> **OBJECTIVE**
Extract all data as written.

> **Data listing**
## Start

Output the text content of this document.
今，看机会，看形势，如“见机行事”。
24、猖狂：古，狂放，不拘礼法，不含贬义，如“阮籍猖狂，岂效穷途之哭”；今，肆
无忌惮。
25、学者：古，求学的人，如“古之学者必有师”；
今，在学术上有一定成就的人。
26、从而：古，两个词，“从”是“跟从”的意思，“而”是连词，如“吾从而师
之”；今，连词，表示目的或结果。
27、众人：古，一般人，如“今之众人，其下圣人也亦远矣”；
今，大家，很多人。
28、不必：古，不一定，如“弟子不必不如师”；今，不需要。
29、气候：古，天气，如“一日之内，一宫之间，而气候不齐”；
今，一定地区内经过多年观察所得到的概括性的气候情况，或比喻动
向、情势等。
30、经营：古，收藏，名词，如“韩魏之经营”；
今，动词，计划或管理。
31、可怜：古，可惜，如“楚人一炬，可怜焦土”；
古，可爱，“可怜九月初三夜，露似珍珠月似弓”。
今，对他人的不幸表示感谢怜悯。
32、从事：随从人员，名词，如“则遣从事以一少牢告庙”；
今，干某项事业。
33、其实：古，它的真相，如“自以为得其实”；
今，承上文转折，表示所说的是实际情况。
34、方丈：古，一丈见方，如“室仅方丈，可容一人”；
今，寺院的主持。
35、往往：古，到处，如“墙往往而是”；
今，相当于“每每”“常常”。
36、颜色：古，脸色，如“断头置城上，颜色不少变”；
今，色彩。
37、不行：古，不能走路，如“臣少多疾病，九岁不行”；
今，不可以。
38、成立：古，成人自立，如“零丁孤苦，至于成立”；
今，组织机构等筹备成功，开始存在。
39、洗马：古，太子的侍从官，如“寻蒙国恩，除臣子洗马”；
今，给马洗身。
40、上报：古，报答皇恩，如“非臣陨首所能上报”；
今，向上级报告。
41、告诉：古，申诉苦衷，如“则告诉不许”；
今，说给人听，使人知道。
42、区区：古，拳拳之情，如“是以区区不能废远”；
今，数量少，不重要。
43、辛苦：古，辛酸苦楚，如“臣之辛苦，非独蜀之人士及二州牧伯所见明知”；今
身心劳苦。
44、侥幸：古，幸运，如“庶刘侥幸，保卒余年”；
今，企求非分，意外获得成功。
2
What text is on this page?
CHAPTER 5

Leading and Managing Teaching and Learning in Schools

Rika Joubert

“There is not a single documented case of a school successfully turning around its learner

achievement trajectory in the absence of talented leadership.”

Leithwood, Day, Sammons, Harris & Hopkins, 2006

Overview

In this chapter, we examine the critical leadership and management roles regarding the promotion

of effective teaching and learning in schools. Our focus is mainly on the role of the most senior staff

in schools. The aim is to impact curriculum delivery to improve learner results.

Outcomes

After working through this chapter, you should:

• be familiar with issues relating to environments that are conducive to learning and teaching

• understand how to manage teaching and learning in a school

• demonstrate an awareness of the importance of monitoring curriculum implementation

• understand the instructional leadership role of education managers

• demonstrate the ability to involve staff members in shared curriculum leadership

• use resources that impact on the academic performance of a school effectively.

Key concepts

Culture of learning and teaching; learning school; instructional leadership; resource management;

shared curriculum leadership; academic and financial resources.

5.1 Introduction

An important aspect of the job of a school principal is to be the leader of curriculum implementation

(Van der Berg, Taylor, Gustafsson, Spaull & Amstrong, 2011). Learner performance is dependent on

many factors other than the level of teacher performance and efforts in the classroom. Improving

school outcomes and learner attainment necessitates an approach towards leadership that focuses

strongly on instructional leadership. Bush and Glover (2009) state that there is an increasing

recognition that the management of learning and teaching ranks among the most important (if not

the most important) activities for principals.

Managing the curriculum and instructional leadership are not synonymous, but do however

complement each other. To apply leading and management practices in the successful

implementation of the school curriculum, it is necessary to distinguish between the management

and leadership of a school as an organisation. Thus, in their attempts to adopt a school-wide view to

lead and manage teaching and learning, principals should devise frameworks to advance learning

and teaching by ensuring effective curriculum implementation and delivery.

## End

> **FULL SOLUTION**
Output the text content of this document.
今，看机会，看形势，如“见机行事”。
24、猖狂：古，狂放，不拘礼法，不含贬义，如“阮籍猖狂，岂效穷途之哭”；今，肆
无忌惮。
25、学者：古，求学的人，如“古之学者必有师”；
今，在学术上有一定成就的人。
26、从而：古，两个词，“从”是“跟从”的意思，“而”是连词，如“吾从而师
之”；今，连词，表示目的或结果。
27、众人：古，一般人，如“今之众人，其下圣人也亦远矣”；
今，大家，很多人。
28、不必：古，不一定，如“弟子不必不如师”；今，不需要。
29、气候：古，天气，如“一日之内，一宫之间，而气候不齐”；
今，一定地区内经过多年观察所得到的概括性的气候情况，或比喻动
向、情势等。
30、经营：古，收藏，名词，如“韩魏之经营”；
今，动词，计划或管理。
31、可怜：古，可惜，如“楚人一炬，可怜焦土”；
古，可爱，“可怜九月初三夜，露似珍珠月似弓”。
今，对他人的不幸表示感谢怜悯。
32、从事：随从人员，名词，如“则遣从事以一少牢告庙”；
今，干某项事业。
33、其实：古，它的真相，如“自以为得其实”；
今，承上文转折，表示所说的是实际情况。
34、方丈：古，一丈见方，如“室仅方丈，可容一人”；
今，寺院的主持。
35、往往：古，到处，如“墙往往而是”；
今，相当于“每每”“常常”。
36、颜色：古，脸色，如“断头置城上，颜色不少变”；
今，色彩。
37、不行：古，不能走路，如“臣少多疾病，九岁不行”；
今，不可以。
38、成立：古，成人自立，如“零丁孤苦，至于成立”；
今，组织机构等筹备成功，开始存在。
39、洗马：古，太子的侍从官，如“寻蒙国恩，除臣子洗马”；
今，给马洗身。
40、上报：古，报答皇恩，如“非臣陨首所能上报”；
今，向上级报告。
41、告诉：古，申诉苦衷，如“则告诉不许”；
今，说给人听，使人知道。
42、区区：古，拳拳之情，如“是以区区不能废远”；
今，数量少，不重要。
43、辛苦：古，辛酸苦楚，如“臣之辛苦，非独蜀之人士及二州牧伯所见明知”；今
身心劳苦。
44、侥幸：古，幸运，如“庶刘侥幸，保卒余年”；
今，企求非分，意外获得成功。
2
What text is on this page?
CHAPTER 5

Leading and Managing Teaching and Learning in Schools

Rika Joubert

“There is not a single documented case of a school successfully turning around its learner

achievement trajectory in the absence of talented leadership.”

Leithwood, Day, Sammons, Harris & Hopkins, 2006

Overview

In this chapter, we examine the critical leadership and management roles regarding the promotion

of effective teaching and learning in schools. Our focus is mainly on the role of the most senior staff

in schools. The aim is to impact curriculum delivery to improve learner results.

Outcomes

After working through this chapter, you should:

• be familiar with issues relating to environments that are conducive to learning and teaching

• understand how to manage teaching and learning in a school

• demonstrate an awareness of the importance of monitoring curriculum implementation

• understand the instructional leadership role of education managers

• demonstrate the ability to involve staff members in shared curriculum leadership

• use resources that impact on the academic performance of a school effectively.

Key concepts

Culture of learning and teaching; learning school; instructional leadership; resource management;

shared curriculum leadership; academic and financial resources.

5.1 Introduction

An important aspect of the job of a school principal is to be the leader of curriculum implementation

(Van der Berg, Taylor, Gustafsson, Spaull & Amstrong, 2011). Learner performance is dependent on

many factors other than the level of teacher performance and efforts in the classroom. Improving

school outcomes and learner attainment necessitates an approach towards leadership that focuses

strongly on instructional leadership. Bush and Glover (2009) state that there is an increasing

recognition that the management of learning and teaching ranks among the most important (if not

the most important) activities for principals.

Managing the curriculum and instructional leadership are not synonymous, but do however

complement each other. To apply leading and management practices in the successful

implementation of the school curriculum, it is necessary to distinguish between the management

and leadership of a school as an organisation. Thus, in their attempts to adopt a school-wide view to

lead and manage teaching and learning, principals should devise frameworks to advance learning

and teaching by ensuring effective curriculum implementation and delivery.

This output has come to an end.